**Source material**.

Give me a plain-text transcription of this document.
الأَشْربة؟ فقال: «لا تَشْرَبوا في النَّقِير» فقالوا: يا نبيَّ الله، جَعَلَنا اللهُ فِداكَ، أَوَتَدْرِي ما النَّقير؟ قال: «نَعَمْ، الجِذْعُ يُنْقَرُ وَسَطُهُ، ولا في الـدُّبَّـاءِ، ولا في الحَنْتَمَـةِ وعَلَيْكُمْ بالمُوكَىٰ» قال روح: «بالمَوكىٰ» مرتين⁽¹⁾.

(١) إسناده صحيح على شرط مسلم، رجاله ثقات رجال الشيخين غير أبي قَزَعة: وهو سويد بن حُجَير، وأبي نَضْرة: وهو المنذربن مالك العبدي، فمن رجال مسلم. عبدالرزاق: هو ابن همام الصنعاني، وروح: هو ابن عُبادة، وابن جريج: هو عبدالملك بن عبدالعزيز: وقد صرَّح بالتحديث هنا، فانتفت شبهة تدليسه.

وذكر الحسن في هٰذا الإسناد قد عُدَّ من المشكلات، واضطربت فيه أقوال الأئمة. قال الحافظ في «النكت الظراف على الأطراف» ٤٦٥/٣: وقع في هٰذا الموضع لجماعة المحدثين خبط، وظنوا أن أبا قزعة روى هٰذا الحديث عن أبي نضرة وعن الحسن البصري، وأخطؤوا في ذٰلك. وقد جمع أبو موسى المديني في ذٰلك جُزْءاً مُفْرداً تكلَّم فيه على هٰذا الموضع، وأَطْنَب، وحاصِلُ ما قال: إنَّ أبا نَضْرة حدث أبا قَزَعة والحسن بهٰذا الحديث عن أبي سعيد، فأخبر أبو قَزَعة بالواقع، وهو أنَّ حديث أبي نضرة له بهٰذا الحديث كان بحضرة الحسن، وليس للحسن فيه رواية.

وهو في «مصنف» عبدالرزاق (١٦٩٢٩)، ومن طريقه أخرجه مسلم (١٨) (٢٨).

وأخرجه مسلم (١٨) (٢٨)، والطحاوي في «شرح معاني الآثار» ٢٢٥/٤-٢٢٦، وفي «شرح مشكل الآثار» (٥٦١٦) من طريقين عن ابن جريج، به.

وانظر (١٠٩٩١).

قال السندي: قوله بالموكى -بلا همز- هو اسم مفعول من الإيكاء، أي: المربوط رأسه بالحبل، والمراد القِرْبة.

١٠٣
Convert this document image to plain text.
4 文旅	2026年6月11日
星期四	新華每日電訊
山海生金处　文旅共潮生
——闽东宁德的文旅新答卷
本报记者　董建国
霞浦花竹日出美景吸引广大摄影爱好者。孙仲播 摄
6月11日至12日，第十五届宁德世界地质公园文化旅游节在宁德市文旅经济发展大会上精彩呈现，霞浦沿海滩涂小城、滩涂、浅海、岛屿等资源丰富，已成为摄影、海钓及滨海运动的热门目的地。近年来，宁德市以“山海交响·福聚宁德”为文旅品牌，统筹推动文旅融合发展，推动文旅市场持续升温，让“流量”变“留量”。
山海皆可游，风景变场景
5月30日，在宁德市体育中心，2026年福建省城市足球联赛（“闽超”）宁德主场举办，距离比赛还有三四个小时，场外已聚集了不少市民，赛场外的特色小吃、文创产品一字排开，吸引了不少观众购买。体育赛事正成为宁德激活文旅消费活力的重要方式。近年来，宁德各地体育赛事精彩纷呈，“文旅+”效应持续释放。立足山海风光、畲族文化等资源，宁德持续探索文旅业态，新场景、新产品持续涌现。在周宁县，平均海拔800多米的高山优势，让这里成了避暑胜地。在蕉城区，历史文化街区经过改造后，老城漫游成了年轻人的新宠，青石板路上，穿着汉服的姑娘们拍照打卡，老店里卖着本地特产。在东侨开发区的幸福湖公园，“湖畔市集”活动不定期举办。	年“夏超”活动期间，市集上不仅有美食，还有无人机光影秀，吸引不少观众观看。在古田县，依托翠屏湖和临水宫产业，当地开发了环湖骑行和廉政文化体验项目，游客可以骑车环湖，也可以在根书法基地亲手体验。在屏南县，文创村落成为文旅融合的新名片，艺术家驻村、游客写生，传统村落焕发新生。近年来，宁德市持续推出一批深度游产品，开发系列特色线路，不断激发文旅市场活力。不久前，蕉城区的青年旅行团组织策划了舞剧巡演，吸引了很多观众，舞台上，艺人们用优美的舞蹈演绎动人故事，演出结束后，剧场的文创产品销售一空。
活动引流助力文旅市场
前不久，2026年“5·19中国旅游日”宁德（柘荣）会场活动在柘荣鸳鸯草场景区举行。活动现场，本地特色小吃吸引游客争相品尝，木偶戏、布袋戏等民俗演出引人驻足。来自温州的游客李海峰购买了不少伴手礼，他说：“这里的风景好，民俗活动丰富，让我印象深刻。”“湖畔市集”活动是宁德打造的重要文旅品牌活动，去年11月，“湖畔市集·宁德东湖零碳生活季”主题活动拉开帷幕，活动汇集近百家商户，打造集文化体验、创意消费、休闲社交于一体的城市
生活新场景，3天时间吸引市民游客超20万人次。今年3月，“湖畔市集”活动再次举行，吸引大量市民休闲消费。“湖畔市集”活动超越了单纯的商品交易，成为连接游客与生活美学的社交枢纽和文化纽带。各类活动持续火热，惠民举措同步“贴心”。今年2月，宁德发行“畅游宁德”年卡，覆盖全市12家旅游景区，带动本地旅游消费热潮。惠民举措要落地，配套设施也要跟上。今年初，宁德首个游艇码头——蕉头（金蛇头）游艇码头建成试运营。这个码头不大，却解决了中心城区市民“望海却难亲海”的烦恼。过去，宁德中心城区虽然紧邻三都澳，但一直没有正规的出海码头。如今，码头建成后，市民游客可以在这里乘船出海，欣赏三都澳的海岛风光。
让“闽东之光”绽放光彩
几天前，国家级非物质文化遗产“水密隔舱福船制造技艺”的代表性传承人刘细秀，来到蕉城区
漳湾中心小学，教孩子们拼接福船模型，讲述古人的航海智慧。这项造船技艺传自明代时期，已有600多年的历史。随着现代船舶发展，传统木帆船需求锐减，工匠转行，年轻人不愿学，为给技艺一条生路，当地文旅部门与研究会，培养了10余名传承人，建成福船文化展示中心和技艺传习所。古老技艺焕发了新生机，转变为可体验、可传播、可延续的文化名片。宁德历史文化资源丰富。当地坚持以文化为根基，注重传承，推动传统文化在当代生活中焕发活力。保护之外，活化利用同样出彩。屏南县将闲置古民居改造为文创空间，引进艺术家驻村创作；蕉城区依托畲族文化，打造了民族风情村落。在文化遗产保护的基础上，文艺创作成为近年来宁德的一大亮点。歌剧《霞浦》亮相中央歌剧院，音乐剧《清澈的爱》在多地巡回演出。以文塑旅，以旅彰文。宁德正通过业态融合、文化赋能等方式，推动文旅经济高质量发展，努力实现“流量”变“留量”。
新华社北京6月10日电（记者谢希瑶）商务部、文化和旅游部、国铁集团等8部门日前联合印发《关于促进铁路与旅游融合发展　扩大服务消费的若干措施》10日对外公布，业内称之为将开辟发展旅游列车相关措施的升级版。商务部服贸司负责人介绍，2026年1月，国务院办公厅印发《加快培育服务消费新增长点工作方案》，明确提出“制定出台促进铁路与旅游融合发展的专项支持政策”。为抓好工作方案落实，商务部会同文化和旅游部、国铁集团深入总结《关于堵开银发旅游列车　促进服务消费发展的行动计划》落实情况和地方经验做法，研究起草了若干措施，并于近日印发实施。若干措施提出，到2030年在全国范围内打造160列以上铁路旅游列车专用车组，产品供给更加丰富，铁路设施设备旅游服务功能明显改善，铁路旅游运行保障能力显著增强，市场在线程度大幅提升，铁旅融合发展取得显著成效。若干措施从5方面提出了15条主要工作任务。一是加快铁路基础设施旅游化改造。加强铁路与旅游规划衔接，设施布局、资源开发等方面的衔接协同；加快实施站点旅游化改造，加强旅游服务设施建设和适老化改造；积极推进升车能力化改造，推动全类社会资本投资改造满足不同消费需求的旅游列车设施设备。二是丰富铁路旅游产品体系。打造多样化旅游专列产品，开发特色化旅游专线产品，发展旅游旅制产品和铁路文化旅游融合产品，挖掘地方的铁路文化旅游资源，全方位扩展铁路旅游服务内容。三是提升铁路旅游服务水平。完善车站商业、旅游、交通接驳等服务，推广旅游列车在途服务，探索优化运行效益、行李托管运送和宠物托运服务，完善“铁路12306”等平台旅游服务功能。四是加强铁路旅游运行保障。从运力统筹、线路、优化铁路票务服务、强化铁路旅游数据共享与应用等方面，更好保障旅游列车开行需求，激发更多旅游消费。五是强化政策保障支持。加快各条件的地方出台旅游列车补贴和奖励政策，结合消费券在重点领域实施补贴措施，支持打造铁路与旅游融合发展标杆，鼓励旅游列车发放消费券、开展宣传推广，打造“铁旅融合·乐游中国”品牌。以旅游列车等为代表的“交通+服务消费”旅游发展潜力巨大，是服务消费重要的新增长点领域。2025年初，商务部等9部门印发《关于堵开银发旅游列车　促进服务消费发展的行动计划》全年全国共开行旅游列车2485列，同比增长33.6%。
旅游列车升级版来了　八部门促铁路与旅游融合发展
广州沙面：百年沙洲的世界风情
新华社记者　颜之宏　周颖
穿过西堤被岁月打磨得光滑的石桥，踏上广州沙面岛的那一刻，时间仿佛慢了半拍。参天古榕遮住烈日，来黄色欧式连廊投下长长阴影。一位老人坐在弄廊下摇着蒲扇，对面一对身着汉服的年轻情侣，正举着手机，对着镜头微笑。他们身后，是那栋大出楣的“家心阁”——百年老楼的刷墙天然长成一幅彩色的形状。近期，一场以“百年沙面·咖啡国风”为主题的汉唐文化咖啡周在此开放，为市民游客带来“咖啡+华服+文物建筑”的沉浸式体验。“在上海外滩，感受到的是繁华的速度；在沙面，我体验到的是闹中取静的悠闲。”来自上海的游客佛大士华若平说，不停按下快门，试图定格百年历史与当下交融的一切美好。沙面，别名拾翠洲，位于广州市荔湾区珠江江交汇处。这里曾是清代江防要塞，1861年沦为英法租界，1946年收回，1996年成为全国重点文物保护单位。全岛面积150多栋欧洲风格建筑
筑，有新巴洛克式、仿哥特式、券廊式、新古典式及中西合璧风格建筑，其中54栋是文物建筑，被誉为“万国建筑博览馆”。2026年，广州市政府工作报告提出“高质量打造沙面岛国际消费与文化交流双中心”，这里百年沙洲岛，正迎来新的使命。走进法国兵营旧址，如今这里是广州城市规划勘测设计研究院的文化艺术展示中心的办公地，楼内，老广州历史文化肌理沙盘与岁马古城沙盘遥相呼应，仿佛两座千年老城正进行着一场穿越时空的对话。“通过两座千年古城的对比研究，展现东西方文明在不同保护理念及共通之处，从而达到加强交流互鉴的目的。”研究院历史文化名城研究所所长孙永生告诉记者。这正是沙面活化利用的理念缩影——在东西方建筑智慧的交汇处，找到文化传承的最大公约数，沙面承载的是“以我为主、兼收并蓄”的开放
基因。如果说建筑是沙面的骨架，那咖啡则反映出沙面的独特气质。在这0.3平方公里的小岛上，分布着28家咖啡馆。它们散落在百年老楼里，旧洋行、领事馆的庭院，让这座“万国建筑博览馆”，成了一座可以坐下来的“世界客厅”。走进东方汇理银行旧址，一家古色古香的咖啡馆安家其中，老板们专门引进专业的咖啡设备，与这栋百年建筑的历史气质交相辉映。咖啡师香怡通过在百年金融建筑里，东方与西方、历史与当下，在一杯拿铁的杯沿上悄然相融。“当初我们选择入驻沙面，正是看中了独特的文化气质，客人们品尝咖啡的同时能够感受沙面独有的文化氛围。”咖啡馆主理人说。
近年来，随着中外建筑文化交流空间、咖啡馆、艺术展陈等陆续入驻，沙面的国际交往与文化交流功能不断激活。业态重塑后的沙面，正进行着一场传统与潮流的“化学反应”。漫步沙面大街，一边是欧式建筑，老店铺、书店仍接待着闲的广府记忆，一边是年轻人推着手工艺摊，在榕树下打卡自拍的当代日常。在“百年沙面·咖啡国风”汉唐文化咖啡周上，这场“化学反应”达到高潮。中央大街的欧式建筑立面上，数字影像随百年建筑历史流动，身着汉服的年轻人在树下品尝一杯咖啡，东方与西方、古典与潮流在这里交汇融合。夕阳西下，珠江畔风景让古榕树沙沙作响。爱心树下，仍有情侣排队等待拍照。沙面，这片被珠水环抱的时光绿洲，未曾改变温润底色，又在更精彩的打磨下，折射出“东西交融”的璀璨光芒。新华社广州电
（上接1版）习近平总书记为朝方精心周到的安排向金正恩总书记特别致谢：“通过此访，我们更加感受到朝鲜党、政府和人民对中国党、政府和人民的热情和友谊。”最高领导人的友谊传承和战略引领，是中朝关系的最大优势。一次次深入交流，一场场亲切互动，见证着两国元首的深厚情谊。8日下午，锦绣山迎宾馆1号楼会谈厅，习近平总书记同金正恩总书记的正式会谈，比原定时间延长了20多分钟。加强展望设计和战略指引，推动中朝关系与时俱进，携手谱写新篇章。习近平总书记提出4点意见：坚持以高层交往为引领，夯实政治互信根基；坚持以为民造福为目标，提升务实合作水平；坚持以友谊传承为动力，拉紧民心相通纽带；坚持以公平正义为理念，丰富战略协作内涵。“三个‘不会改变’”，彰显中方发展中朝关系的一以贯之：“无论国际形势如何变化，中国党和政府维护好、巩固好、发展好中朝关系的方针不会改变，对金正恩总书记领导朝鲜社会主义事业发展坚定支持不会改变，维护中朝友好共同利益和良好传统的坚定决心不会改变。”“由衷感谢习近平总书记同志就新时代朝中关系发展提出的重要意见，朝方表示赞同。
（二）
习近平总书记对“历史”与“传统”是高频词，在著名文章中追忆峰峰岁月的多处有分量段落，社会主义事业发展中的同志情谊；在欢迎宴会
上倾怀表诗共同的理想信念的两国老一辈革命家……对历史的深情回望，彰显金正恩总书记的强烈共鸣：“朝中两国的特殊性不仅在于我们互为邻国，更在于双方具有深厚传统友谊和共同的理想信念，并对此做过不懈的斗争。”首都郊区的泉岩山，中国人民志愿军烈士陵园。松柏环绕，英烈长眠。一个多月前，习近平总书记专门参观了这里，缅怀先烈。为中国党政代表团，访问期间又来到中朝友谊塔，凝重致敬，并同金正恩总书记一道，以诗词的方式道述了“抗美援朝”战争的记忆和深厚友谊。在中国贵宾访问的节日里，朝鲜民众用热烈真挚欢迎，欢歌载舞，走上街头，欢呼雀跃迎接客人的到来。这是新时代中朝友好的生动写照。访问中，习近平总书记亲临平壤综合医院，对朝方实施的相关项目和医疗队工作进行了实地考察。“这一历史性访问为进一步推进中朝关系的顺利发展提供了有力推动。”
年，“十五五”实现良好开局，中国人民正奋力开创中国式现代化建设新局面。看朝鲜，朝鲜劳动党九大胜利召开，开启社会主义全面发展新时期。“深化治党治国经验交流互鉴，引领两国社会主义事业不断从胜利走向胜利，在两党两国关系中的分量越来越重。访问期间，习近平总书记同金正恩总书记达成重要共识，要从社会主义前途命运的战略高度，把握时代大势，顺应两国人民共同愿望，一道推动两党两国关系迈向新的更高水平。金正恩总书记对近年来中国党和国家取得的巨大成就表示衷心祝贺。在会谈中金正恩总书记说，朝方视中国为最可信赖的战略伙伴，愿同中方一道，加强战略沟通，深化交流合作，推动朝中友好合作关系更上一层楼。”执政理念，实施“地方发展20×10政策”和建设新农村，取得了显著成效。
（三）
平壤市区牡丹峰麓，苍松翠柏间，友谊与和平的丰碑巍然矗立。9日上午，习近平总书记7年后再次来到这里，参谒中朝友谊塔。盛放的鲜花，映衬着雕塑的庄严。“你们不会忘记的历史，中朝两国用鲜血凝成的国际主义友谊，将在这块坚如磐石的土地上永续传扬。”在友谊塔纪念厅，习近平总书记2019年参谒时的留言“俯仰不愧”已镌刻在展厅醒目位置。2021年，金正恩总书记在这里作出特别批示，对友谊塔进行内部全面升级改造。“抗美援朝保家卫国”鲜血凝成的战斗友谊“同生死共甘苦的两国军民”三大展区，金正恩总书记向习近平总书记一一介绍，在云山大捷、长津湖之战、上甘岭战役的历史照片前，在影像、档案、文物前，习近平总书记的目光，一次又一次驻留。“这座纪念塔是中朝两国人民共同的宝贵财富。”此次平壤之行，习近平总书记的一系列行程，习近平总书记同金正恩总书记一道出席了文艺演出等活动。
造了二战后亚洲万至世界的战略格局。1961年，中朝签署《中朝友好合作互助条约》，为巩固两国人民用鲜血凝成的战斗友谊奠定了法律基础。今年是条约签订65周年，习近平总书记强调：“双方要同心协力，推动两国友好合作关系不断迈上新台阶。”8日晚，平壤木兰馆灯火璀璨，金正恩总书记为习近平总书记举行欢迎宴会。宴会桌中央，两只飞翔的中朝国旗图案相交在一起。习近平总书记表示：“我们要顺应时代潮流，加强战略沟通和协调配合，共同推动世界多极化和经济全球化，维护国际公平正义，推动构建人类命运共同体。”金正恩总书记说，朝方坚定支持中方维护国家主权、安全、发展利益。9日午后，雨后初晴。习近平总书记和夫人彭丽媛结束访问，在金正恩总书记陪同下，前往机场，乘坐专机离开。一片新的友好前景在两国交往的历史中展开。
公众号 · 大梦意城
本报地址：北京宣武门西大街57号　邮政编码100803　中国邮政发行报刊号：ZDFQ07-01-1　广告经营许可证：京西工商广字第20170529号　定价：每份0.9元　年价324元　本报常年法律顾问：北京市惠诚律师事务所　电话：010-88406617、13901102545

**Exercise aim**. Report each line of the material above where the word "document" appears.

**Complete output**.
Give me a plain-text transcription of this document.
Convert this document image to plain text.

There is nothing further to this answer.